● DIRECTIONS FOR THIS TASK
Output all the material that follows, exactly as given.

● ITEMS

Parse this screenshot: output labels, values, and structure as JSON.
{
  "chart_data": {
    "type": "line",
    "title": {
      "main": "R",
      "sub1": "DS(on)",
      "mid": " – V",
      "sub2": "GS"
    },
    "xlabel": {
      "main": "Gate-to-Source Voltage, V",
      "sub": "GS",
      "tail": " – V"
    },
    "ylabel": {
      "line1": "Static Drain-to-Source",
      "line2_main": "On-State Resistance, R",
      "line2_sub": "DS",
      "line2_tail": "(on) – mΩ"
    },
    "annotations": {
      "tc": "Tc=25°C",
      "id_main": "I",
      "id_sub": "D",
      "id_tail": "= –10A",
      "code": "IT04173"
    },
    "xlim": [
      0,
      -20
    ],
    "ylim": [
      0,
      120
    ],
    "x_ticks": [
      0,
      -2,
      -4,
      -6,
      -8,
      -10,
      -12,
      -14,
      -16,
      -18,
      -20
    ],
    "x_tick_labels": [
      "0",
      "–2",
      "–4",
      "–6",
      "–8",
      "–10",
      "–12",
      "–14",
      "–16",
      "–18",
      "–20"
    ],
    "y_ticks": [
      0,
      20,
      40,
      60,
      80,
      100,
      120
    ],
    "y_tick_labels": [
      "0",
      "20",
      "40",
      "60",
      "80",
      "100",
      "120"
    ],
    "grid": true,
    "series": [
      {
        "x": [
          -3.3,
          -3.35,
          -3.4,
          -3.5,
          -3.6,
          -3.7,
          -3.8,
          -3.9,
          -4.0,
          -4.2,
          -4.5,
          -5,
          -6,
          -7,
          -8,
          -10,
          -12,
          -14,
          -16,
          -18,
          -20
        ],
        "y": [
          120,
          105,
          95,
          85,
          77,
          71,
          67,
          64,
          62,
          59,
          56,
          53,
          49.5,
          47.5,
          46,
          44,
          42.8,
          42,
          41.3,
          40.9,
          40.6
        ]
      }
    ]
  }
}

● EXPECTED ANSWER
Parse this screenshot: output labels, values, and structure as JSON.
{
  "chart_data": {
    "type": "line",
    "title": {
      "main": "R",
      "sub1": "DS(on)",
      "mid": " – V",
      "sub2": "GS"
    },
    "xlabel": {
      "main": "Gate-to-Source Voltage, V",
      "sub": "GS",
      "tail": " – V"
    },
    "ylabel": {
      "line1": "Static Drain-to-Source",
      "line2_main": "On-State Resistance, R",
      "line2_sub": "DS",
      "line2_tail": "(on) – mΩ"
    },
    "annotations": {
      "tc": "Tc=25°C",
      "id_main": "I",
      "id_sub": "D",
      "id_tail": "= –10A",
      "code": "IT04173"
    },
    "xlim": [
      0,
      -20
    ],
    "ylim": [
      0,
      120
    ],
    "x_ticks": [
      0,
      -2,
      -4,
      -6,
      -8,
      -10,
      -12,
      -14,
      -16,
      -18,
      -20
    ],
    "x_tick_labels": [
      "0",
      "–2",
      "–4",
      "–6",
      "–8",
      "–10",
      "–12",
      "–14",
      "–16",
      "–18",
      "–20"
    ],
    "y_ticks": [
      0,
      20,
      40,
      60,
      80,
      100,
      120
    ],
    "y_tick_labels": [
      "0",
      "20",
      "40",
      "60",
      "80",
      "100",
      "120"
    ],
    "grid": true,
    "series": [
      {
        "x": [
          -3.3,
          -3.35,
          -3.4,
          -3.5,
          -3.6,
          -3.7,
          -3.8,
          -3.9,
          -4.0,
          -4.2,
          -4.5,
          -5,
          -6,
          -7,
          -8,
          -10,
          -12,
          -14,
          -16,
          -18,
          -20
        ],
        "y": [
          120,
          105,
          95,
          85,
          77,
          71,
          67,
          64,
          62,
          59,
          56,
          53,
          49.5,
          47.5,
          46,
          44,
          42.8,
          42,
          41.3,
          40.9,
          40.6
        ]
      }
    ]
  }
}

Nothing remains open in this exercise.